◆ TO BE DONE ◆
Search the records that follow and extract every line containing the string "会计报表".

Source records:
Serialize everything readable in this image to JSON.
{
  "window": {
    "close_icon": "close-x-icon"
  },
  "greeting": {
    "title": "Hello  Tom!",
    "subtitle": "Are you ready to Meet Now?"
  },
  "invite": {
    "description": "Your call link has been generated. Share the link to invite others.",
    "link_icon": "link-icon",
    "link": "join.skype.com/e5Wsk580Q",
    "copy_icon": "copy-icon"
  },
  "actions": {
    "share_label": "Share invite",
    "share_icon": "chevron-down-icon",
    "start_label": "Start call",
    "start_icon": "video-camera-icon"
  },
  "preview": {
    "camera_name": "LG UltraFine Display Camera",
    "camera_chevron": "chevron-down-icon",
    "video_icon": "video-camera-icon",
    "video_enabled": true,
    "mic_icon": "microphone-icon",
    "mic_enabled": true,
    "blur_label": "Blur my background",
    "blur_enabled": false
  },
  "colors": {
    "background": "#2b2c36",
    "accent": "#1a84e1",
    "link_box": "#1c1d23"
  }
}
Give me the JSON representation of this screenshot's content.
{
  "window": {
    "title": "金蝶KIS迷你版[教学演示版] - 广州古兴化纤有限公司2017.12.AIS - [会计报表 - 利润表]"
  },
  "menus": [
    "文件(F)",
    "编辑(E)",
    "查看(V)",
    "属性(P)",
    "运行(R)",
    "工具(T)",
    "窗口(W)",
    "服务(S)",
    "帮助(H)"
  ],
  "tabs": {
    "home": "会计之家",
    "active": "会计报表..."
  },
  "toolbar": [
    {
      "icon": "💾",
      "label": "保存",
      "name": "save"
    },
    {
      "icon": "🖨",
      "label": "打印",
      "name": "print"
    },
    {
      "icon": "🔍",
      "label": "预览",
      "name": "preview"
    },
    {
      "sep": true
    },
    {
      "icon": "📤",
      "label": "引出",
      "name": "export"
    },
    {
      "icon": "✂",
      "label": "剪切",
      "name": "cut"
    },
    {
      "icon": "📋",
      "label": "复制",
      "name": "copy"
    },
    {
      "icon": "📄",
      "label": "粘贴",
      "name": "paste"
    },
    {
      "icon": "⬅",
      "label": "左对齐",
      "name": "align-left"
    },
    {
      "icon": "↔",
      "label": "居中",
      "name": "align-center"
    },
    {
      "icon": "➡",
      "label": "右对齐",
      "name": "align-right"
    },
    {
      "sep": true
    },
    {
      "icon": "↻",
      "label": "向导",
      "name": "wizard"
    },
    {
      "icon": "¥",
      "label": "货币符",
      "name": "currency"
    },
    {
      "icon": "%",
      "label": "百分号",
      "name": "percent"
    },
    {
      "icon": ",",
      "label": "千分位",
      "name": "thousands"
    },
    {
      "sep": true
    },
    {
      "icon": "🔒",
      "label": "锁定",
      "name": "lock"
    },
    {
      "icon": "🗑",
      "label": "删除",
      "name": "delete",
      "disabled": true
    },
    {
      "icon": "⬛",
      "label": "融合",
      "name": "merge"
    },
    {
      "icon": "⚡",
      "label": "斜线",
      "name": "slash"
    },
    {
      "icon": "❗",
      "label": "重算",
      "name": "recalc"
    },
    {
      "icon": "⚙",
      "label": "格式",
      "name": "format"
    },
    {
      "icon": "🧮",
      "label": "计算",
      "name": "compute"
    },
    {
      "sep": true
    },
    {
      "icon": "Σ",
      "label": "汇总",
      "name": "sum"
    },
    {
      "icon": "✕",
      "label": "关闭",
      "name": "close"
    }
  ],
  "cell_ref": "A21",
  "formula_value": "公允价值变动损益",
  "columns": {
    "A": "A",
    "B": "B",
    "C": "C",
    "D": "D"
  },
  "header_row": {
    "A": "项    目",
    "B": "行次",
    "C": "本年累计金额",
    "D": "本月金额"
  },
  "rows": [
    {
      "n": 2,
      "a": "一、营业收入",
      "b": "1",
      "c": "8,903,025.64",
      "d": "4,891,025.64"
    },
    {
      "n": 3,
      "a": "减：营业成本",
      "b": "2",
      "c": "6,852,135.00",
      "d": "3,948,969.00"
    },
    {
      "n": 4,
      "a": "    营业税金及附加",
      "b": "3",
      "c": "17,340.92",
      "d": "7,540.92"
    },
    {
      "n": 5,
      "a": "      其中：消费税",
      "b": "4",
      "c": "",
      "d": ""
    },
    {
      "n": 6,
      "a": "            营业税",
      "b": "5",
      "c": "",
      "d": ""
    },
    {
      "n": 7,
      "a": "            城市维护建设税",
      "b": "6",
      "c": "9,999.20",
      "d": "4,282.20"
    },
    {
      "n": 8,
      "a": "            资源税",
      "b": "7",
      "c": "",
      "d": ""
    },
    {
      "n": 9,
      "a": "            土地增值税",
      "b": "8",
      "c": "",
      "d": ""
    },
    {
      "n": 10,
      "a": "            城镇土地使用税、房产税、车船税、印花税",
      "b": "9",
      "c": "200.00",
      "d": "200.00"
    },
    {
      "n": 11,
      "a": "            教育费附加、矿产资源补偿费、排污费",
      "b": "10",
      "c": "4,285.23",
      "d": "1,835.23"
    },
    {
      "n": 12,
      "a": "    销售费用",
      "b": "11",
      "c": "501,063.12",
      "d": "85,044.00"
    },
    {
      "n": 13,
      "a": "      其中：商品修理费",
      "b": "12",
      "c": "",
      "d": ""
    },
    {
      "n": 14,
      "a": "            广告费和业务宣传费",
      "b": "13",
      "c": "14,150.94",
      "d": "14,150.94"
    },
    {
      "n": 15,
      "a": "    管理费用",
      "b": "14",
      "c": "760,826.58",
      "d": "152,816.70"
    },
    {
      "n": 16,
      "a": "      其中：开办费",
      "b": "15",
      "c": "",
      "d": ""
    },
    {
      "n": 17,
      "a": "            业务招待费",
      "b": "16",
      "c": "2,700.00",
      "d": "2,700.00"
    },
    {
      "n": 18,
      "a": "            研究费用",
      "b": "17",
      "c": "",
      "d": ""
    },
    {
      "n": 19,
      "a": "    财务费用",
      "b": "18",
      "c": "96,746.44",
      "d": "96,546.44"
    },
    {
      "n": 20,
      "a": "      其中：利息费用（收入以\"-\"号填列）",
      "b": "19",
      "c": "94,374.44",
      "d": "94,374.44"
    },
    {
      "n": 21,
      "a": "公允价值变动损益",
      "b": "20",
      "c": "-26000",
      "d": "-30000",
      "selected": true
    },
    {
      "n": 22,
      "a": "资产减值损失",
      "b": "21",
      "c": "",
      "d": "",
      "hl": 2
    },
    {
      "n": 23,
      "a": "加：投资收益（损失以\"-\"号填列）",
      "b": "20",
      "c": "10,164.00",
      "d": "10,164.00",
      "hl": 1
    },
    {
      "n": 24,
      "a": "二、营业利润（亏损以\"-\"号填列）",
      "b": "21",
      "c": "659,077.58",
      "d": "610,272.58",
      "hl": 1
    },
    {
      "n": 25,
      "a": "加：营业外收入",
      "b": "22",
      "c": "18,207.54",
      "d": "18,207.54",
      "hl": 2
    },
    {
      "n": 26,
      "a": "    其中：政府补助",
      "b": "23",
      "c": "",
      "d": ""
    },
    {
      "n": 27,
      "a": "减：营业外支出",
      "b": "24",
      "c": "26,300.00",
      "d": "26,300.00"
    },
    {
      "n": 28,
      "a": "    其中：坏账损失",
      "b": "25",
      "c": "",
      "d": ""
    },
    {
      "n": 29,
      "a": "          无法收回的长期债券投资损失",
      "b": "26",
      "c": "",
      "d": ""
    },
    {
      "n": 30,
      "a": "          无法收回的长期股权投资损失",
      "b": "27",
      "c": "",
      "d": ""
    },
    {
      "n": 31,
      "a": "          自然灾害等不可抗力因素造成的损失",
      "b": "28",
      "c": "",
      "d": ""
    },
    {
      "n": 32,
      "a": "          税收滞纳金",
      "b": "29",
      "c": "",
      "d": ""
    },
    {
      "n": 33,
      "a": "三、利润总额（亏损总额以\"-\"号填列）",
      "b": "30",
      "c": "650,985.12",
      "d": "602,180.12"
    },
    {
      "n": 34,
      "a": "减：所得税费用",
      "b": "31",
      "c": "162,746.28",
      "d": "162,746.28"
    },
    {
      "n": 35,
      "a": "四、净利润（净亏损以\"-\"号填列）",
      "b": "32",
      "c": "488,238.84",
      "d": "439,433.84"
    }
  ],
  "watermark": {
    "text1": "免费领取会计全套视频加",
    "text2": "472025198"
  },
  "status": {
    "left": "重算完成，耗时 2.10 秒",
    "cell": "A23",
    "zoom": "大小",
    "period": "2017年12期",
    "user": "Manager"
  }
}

◆ ANSWER TO THIS EXERCISE ◆
    "title": "金蝶KIS迷你版[教学演示版] - 广州古兴化纤有限公司2017.12.AIS - [会计报表 - 利润表]"
    "active": "会计报表..."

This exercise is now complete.